* [Excerpt from a dataset]:
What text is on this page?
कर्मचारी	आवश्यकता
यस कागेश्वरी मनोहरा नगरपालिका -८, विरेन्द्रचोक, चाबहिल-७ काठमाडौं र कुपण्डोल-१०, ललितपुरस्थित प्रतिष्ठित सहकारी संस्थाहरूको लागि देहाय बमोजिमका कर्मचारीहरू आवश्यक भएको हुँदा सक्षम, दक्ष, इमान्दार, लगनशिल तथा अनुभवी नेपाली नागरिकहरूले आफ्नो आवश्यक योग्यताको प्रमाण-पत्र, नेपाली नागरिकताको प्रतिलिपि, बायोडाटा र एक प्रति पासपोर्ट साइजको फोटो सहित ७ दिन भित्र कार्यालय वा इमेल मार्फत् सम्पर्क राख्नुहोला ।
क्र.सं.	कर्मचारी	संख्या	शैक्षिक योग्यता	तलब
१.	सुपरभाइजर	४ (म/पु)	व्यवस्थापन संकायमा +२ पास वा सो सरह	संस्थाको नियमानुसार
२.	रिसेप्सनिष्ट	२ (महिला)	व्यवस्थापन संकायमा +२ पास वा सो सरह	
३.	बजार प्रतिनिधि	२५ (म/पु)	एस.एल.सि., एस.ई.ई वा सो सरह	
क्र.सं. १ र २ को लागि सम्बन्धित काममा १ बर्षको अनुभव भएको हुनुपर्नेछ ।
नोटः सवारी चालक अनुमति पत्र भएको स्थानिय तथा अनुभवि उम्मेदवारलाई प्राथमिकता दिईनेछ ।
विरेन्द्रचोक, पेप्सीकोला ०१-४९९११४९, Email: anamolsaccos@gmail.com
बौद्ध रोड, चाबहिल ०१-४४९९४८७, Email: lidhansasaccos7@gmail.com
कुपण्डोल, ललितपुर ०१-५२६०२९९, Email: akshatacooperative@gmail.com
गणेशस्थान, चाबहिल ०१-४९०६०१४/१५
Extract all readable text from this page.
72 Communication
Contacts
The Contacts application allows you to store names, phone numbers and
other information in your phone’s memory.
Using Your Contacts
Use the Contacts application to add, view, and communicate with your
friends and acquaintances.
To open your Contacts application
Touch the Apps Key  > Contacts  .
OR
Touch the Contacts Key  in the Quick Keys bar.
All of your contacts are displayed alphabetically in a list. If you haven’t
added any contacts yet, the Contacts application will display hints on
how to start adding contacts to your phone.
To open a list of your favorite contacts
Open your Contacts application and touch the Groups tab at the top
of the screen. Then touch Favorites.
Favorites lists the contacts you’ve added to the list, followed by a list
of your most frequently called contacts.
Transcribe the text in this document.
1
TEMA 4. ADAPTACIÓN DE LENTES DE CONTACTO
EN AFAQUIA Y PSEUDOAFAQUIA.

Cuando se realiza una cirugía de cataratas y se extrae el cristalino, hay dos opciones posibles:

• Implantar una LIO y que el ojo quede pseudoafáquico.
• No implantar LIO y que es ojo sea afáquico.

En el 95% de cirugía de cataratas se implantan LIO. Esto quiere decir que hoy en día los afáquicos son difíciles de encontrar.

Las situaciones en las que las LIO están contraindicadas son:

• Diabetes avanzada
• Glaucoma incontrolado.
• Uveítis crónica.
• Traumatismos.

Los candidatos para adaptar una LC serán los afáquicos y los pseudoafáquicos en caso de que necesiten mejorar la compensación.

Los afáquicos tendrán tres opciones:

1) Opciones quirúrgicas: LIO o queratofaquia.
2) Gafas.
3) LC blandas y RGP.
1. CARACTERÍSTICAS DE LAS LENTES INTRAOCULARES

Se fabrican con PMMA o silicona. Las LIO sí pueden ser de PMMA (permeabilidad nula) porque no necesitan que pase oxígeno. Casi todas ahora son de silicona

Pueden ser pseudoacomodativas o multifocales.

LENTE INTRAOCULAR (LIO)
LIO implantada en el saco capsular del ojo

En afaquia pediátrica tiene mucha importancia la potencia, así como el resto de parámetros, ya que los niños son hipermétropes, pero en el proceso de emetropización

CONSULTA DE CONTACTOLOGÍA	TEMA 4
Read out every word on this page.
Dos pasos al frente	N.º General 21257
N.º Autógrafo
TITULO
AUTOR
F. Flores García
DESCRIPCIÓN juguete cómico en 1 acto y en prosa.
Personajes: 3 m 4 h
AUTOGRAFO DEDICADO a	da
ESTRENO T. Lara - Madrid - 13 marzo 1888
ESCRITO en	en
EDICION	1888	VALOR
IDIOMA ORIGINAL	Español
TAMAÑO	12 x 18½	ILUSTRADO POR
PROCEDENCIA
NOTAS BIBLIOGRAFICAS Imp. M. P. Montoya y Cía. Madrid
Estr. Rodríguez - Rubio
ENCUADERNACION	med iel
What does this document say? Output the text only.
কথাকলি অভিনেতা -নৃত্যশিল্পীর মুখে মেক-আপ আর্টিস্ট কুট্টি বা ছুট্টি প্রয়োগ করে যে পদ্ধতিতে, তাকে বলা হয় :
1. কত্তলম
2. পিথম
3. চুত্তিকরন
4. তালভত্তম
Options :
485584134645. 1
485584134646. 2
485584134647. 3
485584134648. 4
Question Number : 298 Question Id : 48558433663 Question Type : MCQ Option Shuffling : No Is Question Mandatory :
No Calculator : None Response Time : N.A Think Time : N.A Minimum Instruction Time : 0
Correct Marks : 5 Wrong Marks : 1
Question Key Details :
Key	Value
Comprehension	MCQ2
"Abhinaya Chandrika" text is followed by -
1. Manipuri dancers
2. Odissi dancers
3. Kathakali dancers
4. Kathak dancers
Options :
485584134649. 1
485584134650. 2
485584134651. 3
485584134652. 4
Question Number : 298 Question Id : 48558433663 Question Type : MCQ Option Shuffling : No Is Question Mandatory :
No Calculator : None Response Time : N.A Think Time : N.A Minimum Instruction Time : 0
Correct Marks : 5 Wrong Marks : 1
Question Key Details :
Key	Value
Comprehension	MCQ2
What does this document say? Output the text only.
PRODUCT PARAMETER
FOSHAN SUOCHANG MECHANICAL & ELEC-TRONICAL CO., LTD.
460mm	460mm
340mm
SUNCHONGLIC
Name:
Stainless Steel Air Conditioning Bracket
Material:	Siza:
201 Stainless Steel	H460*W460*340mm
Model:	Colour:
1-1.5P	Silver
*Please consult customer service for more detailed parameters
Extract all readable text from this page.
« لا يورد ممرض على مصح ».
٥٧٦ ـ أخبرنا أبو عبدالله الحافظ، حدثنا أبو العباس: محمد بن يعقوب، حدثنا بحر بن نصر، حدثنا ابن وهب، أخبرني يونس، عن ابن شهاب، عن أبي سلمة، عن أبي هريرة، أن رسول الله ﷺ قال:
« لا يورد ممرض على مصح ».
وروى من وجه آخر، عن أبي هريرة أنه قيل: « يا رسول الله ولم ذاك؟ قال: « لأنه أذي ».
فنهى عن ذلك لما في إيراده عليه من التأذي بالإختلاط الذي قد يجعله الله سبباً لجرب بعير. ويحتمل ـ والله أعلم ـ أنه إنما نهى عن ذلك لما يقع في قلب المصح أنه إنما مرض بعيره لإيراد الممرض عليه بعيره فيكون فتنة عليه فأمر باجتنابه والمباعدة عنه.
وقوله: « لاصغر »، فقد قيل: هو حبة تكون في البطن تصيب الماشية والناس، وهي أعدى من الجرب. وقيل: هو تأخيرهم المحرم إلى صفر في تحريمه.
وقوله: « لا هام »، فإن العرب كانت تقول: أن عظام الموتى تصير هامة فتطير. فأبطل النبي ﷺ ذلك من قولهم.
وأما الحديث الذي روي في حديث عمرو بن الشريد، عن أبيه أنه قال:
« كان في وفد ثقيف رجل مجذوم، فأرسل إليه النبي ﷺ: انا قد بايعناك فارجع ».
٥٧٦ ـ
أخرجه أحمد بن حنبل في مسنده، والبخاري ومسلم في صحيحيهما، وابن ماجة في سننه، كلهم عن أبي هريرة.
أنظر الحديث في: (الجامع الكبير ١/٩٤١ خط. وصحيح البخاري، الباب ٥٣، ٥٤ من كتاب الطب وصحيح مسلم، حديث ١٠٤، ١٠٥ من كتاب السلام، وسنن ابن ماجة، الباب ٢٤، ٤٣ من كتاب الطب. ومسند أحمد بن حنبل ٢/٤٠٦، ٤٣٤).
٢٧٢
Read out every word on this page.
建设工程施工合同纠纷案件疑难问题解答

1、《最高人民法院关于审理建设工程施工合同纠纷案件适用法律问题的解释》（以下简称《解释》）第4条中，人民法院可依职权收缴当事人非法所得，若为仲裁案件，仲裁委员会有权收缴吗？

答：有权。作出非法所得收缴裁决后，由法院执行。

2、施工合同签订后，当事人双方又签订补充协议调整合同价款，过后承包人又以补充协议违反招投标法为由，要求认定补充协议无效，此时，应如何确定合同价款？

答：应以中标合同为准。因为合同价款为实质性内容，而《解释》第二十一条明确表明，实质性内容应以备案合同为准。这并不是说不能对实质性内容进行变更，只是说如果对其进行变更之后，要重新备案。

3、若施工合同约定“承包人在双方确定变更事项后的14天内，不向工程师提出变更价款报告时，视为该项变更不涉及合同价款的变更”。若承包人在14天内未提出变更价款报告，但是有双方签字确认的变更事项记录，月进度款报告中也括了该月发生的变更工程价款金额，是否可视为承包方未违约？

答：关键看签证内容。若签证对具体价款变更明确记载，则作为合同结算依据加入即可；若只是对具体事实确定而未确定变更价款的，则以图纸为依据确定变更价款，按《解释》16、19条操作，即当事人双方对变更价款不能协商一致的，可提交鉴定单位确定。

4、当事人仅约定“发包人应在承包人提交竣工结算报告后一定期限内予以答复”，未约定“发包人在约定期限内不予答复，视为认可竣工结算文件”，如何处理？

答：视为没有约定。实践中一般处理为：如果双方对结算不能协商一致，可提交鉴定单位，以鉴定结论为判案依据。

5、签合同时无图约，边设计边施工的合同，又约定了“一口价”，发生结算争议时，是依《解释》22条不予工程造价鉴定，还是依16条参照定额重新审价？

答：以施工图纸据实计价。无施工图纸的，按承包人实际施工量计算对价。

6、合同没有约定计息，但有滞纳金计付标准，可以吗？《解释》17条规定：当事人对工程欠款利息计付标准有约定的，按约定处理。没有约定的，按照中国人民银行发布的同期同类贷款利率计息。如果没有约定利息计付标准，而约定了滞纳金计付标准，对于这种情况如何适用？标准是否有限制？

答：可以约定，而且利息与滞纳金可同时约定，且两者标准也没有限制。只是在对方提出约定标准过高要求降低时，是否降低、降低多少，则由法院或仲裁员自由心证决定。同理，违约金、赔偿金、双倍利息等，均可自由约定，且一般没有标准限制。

* [Exercise prompt]:
Out of the material above, select every line that holds the string "gmail".

* [Response below]:
विरेन्द्रचोक, पेप्सीकोला ०१-४९९११४९, Email: anamolsaccos@gmail.com
बौद्ध रोड, चाबहिल ०१-४४९९४८७, Email: lidhansasaccos7@gmail.com
कुपण्डोल, ललितपुर ०१-५२६०२९९, Email: akshatacooperative@gmail.com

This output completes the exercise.